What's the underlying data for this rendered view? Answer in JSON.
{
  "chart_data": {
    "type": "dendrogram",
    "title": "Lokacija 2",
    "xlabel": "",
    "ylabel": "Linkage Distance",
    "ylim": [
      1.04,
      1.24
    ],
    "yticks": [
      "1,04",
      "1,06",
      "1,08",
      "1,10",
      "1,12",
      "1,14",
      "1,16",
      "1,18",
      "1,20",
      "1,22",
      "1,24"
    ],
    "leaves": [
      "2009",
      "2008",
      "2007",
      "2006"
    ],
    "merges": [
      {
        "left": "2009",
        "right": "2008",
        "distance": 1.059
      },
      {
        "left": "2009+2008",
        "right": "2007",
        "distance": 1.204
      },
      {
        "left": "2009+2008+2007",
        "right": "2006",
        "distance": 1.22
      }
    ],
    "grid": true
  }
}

---

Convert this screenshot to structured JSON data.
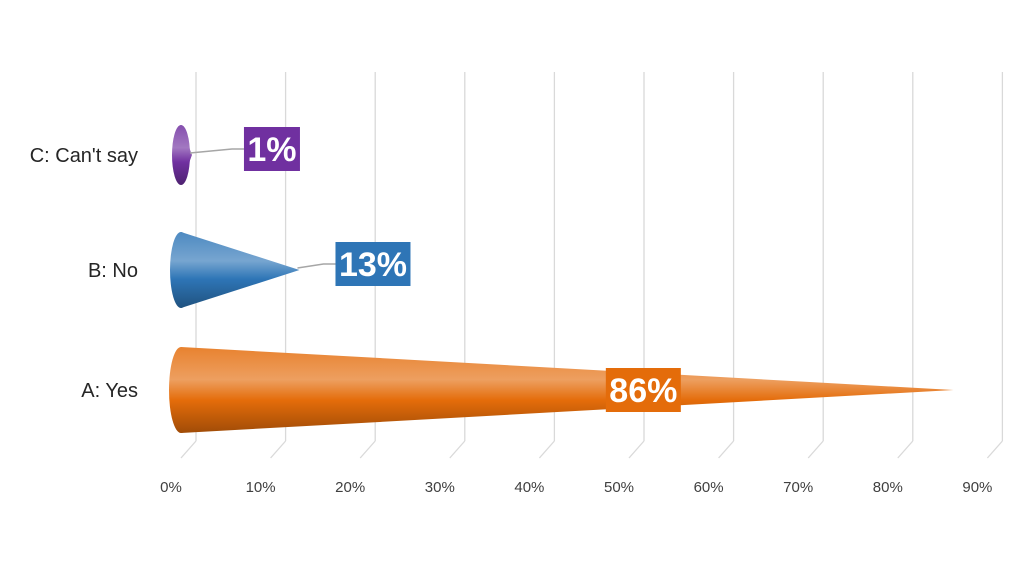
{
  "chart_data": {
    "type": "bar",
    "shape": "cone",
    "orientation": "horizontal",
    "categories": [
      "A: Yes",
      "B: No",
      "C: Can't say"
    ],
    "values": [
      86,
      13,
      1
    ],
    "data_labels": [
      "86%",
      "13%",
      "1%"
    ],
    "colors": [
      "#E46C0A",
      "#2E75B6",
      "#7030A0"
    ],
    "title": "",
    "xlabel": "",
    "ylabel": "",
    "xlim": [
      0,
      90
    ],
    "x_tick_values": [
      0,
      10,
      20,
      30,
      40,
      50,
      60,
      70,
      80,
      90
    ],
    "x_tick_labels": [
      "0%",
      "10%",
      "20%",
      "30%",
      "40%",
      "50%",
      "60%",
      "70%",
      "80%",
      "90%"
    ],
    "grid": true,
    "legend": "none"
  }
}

WHAT IS ASKED
Check each line in the records for the word "JSON" and say how many have it, with nothing else.

WRITTEN SOLUTION
2